(What the task asks) Exactly reproduce each entry, leaving out nothing.

[Entries from a dataset]
[Start]
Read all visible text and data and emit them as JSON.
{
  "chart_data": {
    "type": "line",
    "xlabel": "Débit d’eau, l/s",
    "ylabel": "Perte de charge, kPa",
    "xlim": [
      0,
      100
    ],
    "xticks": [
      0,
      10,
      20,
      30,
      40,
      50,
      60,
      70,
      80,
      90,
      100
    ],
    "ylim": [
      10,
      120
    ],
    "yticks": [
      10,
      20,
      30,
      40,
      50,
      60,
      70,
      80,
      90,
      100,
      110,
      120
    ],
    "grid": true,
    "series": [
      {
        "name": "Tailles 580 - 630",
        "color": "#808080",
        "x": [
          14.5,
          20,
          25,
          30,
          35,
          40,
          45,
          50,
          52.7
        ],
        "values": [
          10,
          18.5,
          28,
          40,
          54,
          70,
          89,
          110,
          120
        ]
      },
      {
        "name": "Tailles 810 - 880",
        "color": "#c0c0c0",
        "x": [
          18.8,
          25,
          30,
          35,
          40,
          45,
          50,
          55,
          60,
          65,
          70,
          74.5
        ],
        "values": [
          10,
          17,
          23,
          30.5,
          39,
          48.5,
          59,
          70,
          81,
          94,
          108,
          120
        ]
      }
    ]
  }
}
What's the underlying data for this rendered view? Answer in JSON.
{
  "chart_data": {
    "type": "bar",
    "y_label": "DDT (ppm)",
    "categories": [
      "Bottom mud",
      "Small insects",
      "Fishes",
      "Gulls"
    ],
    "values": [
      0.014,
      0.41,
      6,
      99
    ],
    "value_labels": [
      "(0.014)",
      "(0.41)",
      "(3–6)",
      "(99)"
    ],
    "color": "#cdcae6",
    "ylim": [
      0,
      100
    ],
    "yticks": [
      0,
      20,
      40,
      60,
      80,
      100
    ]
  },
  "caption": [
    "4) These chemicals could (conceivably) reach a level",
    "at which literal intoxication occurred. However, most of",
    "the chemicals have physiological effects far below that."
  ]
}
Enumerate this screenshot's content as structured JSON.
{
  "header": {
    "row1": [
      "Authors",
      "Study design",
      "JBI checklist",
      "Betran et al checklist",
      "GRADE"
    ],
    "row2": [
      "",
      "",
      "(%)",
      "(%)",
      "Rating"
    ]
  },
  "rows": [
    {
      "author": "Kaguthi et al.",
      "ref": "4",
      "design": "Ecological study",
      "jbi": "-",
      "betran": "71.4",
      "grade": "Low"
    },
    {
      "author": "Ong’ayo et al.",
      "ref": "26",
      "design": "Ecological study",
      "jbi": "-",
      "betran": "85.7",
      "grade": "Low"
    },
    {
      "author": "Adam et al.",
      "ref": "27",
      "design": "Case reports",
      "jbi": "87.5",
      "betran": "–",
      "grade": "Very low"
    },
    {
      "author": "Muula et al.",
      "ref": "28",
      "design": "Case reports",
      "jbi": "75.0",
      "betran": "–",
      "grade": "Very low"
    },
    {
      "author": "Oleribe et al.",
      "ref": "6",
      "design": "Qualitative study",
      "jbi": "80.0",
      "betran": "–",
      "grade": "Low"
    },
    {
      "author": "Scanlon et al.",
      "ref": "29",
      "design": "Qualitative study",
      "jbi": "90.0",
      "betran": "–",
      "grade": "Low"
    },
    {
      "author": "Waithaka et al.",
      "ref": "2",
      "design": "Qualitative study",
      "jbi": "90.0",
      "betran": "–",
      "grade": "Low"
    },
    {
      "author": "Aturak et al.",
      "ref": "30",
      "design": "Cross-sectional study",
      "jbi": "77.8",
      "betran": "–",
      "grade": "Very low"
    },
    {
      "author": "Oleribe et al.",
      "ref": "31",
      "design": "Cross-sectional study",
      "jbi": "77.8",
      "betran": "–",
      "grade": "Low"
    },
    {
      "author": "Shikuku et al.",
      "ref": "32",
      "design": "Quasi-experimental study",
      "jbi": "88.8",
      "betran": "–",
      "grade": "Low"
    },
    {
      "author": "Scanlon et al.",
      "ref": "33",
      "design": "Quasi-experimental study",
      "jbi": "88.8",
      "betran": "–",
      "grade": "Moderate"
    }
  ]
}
[End]
(Exercise output)
Read all visible text and data and emit them as JSON.
{
  "chart_data": {
    "type": "line",
    "xlabel": "Débit d’eau, l/s",
    "ylabel": "Perte de charge, kPa",
    "xlim": [
      0,
      100
    ],
    "xticks": [
      0,
      10,
      20,
      30,
      40,
      50,
      60,
      70,
      80,
      90,
      100
    ],
    "ylim": [
      10,
      120
    ],
    "yticks": [
      10,
      20,
      30,
      40,
      50,
      60,
      70,
      80,
      90,
      100,
      110,
      120
    ],
    "grid": true,
    "series": [
      {
        "name": "Tailles 580 - 630",
        "color": "#808080",
        "x": [
          14.5,
          20,
          25,
          30,
          35,
          40,
          45,
          50,
          52.7
        ],
        "values": [
          10,
          18.5,
          28,
          40,
          54,
          70,
          89,
          110,
          120
        ]
      },
      {
        "name": "Tailles 810 - 880",
        "color": "#c0c0c0",
        "x": [
          18.8,
          25,
          30,
          35,
          40,
          45,
          50,
          55,
          60,
          65,
          70,
          74.5
        ],
        "values": [
          10,
          17,
          23,
          30.5,
          39,
          48.5,
          59,
          70,
          81,
          94,
          108,
          120
        ]
      }
    ]
  }
}
What's the underlying data for this rendered view? Answer in JSON.
{
  "chart_data": {
    "type": "bar",
    "y_label": "DDT (ppm)",
    "categories": [
      "Bottom mud",
      "Small insects",
      "Fishes",
      "Gulls"
    ],
    "values": [
      0.014,
      0.41,
      6,
      99
    ],
    "value_labels": [
      "(0.014)",
      "(0.41)",
      "(3–6)",
      "(99)"
    ],
    "color": "#cdcae6",
    "ylim": [
      0,
      100
    ],
    "yticks": [
      0,
      20,
      40,
      60,
      80,
      100
    ]
  },
  "caption": [
    "4) These chemicals could (conceivably) reach a level",
    "at which literal intoxication occurred. However, most of",
    "the chemicals have physiological effects far below that."
  ]
}
Enumerate this screenshot's content as structured JSON.
{
  "header": {
    "row1": [
      "Authors",
      "Study design",
      "JBI checklist",
      "Betran et al checklist",
      "GRADE"
    ],
    "row2": [
      "",
      "",
      "(%)",
      "(%)",
      "Rating"
    ]
  },
  "rows": [
    {
      "author": "Kaguthi et al.",
      "ref": "4",
      "design": "Ecological study",
      "jbi": "-",
      "betran": "71.4",
      "grade": "Low"
    },
    {
      "author": "Ong’ayo et al.",
      "ref": "26",
      "design": "Ecological study",
      "jbi": "-",
      "betran": "85.7",
      "grade": "Low"
    },
    {
      "author": "Adam et al.",
      "ref": "27",
      "design": "Case reports",
      "jbi": "87.5",
      "betran": "–",
      "grade": "Very low"
    },
    {
      "author": "Muula et al.",
      "ref": "28",
      "design": "Case reports",
      "jbi": "75.0",
      "betran": "–",
      "grade": "Very low"
    },
    {
      "author": "Oleribe et al.",
      "ref": "6",
      "design": "Qualitative study",
      "jbi": "80.0",
      "betran": "–",
      "grade": "Low"
    },
    {
      "author": "Scanlon et al.",
      "ref": "29",
      "design": "Qualitative study",
      "jbi": "90.0",
      "betran": "–",
      "grade": "Low"
    },
    {
      "author": "Waithaka et al.",
      "ref": "2",
      "design": "Qualitative study",
      "jbi": "90.0",
      "betran": "–",
      "grade": "Low"
    },
    {
      "author": "Aturak et al.",
      "ref": "30",
      "design": "Cross-sectional study",
      "jbi": "77.8",
      "betran": "–",
      "grade": "Very low"
    },
    {
      "author": "Oleribe et al.",
      "ref": "31",
      "design": "Cross-sectional study",
      "jbi": "77.8",
      "betran": "–",
      "grade": "Low"
    },
    {
      "author": "Shikuku et al.",
      "ref": "32",
      "design": "Quasi-experimental study",
      "jbi": "88.8",
      "betran": "–",
      "grade": "Low"
    },
    {
      "author": "Scanlon et al.",
      "ref": "33",
      "design": "Quasi-experimental study",
      "jbi": "88.8",
      "betran": "–",
      "grade": "Moderate"
    }
  ]
}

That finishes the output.